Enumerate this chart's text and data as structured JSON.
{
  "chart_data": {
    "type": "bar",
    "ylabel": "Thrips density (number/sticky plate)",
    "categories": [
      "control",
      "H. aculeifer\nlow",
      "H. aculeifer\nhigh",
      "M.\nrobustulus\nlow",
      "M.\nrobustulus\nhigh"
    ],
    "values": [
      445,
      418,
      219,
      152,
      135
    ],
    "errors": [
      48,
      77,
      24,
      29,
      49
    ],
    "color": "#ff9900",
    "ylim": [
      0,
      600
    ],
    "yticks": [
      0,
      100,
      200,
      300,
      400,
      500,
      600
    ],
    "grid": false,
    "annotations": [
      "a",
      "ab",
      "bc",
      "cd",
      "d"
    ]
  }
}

■ DIRECTIONS FOR THIS TASK
Each line of the material above must be retyped precisely.

■ SOLUTION FOR THIS TASK
Enumerate this chart's text and data as structured JSON.
{
  "chart_data": {
    "type": "bar",
    "ylabel": "Thrips density (number/sticky plate)",
    "categories": [
      "control",
      "H. aculeifer\nlow",
      "H. aculeifer\nhigh",
      "M.\nrobustulus\nlow",
      "M.\nrobustulus\nhigh"
    ],
    "values": [
      445,
      418,
      219,
      152,
      135
    ],
    "errors": [
      48,
      77,
      24,
      29,
      49
    ],
    "color": "#ff9900",
    "ylim": [
      0,
      600
    ],
    "yticks": [
      0,
      100,
      200,
      300,
      400,
      500,
      600
    ],
    "grid": false,
    "annotations": [
      "a",
      "ab",
      "bc",
      "cd",
      "d"
    ]
  }
}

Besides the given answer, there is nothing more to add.